• **WRITTEN REQUEST**
Copy out the listing exactly.

• **MATERIAL FOR THIS EXERCISE**
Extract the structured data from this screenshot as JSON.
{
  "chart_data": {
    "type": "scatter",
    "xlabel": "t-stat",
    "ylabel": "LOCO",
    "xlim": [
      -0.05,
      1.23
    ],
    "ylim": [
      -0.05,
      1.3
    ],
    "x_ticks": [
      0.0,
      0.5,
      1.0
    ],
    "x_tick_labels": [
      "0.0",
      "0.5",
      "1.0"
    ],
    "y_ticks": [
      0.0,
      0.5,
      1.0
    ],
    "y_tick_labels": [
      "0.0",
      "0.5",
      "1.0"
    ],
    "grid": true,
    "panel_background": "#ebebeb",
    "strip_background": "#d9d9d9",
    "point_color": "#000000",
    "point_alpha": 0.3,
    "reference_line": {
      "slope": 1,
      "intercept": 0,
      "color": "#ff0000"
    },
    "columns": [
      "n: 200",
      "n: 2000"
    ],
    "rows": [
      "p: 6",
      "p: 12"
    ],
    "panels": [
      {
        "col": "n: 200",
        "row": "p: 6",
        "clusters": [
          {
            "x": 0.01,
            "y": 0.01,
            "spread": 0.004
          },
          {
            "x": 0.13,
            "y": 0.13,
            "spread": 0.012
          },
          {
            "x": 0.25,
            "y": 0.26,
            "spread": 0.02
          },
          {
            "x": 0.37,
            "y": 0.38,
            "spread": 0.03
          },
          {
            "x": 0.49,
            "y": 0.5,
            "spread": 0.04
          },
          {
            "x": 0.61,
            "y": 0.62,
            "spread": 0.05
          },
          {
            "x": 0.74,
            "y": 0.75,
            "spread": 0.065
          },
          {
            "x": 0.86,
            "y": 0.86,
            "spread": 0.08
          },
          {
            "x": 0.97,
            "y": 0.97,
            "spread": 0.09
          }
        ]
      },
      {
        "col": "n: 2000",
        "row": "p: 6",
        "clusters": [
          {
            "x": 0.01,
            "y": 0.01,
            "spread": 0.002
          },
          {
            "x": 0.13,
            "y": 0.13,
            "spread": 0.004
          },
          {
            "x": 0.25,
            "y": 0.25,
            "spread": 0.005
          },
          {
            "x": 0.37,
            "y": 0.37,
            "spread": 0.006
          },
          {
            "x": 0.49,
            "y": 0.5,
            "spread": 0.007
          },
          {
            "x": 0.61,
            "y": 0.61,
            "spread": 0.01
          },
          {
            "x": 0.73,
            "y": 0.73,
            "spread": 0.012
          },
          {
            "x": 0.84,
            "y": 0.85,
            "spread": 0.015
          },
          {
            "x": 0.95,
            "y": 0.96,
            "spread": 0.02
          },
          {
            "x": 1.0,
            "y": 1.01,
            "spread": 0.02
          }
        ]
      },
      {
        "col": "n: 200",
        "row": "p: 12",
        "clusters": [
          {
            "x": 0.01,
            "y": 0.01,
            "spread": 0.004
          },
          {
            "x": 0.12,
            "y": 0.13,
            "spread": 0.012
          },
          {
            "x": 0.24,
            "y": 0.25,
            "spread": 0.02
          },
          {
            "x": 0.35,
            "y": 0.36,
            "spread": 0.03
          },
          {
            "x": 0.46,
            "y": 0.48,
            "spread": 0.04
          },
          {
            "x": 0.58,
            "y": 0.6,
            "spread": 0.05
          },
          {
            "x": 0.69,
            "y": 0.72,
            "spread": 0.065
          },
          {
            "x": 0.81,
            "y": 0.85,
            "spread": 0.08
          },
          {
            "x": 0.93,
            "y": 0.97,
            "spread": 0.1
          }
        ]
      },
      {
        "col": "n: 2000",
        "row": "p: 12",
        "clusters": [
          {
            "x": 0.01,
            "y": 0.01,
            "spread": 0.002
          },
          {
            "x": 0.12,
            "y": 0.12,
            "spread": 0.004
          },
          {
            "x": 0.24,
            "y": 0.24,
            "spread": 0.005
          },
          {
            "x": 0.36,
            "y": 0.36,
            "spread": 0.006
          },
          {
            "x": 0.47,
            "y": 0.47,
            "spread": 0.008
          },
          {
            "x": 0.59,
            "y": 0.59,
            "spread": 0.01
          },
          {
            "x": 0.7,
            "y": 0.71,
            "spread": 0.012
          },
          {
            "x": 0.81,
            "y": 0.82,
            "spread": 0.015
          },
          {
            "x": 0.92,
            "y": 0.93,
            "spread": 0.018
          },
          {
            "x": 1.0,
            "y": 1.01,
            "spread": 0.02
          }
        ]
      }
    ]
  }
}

• **COMPLETE RESPONSE**
Extract the structured data from this screenshot as JSON.
{
  "chart_data": {
    "type": "scatter",
    "xlabel": "t-stat",
    "ylabel": "LOCO",
    "xlim": [
      -0.05,
      1.23
    ],
    "ylim": [
      -0.05,
      1.3
    ],
    "x_ticks": [
      0.0,
      0.5,
      1.0
    ],
    "x_tick_labels": [
      "0.0",
      "0.5",
      "1.0"
    ],
    "y_ticks": [
      0.0,
      0.5,
      1.0
    ],
    "y_tick_labels": [
      "0.0",
      "0.5",
      "1.0"
    ],
    "grid": true,
    "panel_background": "#ebebeb",
    "strip_background": "#d9d9d9",
    "point_color": "#000000",
    "point_alpha": 0.3,
    "reference_line": {
      "slope": 1,
      "intercept": 0,
      "color": "#ff0000"
    },
    "columns": [
      "n: 200",
      "n: 2000"
    ],
    "rows": [
      "p: 6",
      "p: 12"
    ],
    "panels": [
      {
        "col": "n: 200",
        "row": "p: 6",
        "clusters": [
          {
            "x": 0.01,
            "y": 0.01,
            "spread": 0.004
          },
          {
            "x": 0.13,
            "y": 0.13,
            "spread": 0.012
          },
          {
            "x": 0.25,
            "y": 0.26,
            "spread": 0.02
          },
          {
            "x": 0.37,
            "y": 0.38,
            "spread": 0.03
          },
          {
            "x": 0.49,
            "y": 0.5,
            "spread": 0.04
          },
          {
            "x": 0.61,
            "y": 0.62,
            "spread": 0.05
          },
          {
            "x": 0.74,
            "y": 0.75,
            "spread": 0.065
          },
          {
            "x": 0.86,
            "y": 0.86,
            "spread": 0.08
          },
          {
            "x": 0.97,
            "y": 0.97,
            "spread": 0.09
          }
        ]
      },
      {
        "col": "n: 2000",
        "row": "p: 6",
        "clusters": [
          {
            "x": 0.01,
            "y": 0.01,
            "spread": 0.002
          },
          {
            "x": 0.13,
            "y": 0.13,
            "spread": 0.004
          },
          {
            "x": 0.25,
            "y": 0.25,
            "spread": 0.005
          },
          {
            "x": 0.37,
            "y": 0.37,
            "spread": 0.006
          },
          {
            "x": 0.49,
            "y": 0.5,
            "spread": 0.007
          },
          {
            "x": 0.61,
            "y": 0.61,
            "spread": 0.01
          },
          {
            "x": 0.73,
            "y": 0.73,
            "spread": 0.012
          },
          {
            "x": 0.84,
            "y": 0.85,
            "spread": 0.015
          },
          {
            "x": 0.95,
            "y": 0.96,
            "spread": 0.02
          },
          {
            "x": 1.0,
            "y": 1.01,
            "spread": 0.02
          }
        ]
      },
      {
        "col": "n: 200",
        "row": "p: 12",
        "clusters": [
          {
            "x": 0.01,
            "y": 0.01,
            "spread": 0.004
          },
          {
            "x": 0.12,
            "y": 0.13,
            "spread": 0.012
          },
          {
            "x": 0.24,
            "y": 0.25,
            "spread": 0.02
          },
          {
            "x": 0.35,
            "y": 0.36,
            "spread": 0.03
          },
          {
            "x": 0.46,
            "y": 0.48,
            "spread": 0.04
          },
          {
            "x": 0.58,
            "y": 0.6,
            "spread": 0.05
          },
          {
            "x": 0.69,
            "y": 0.72,
            "spread": 0.065
          },
          {
            "x": 0.81,
            "y": 0.85,
            "spread": 0.08
          },
          {
            "x": 0.93,
            "y": 0.97,
            "spread": 0.1
          }
        ]
      },
      {
        "col": "n: 2000",
        "row": "p: 12",
        "clusters": [
          {
            "x": 0.01,
            "y": 0.01,
            "spread": 0.002
          },
          {
            "x": 0.12,
            "y": 0.12,
            "spread": 0.004
          },
          {
            "x": 0.24,
            "y": 0.24,
            "spread": 0.005
          },
          {
            "x": 0.36,
            "y": 0.36,
            "spread": 0.006
          },
          {
            "x": 0.47,
            "y": 0.47,
            "spread": 0.008
          },
          {
            "x": 0.59,
            "y": 0.59,
            "spread": 0.01
          },
          {
            "x": 0.7,
            "y": 0.71,
            "spread": 0.012
          },
          {
            "x": 0.81,
            "y": 0.82,
            "spread": 0.015
          },
          {
            "x": 0.92,
            "y": 0.93,
            "spread": 0.018
          },
          {
            "x": 1.0,
            "y": 1.01,
            "spread": 0.02
          }
        ]
      }
    ]
  }
}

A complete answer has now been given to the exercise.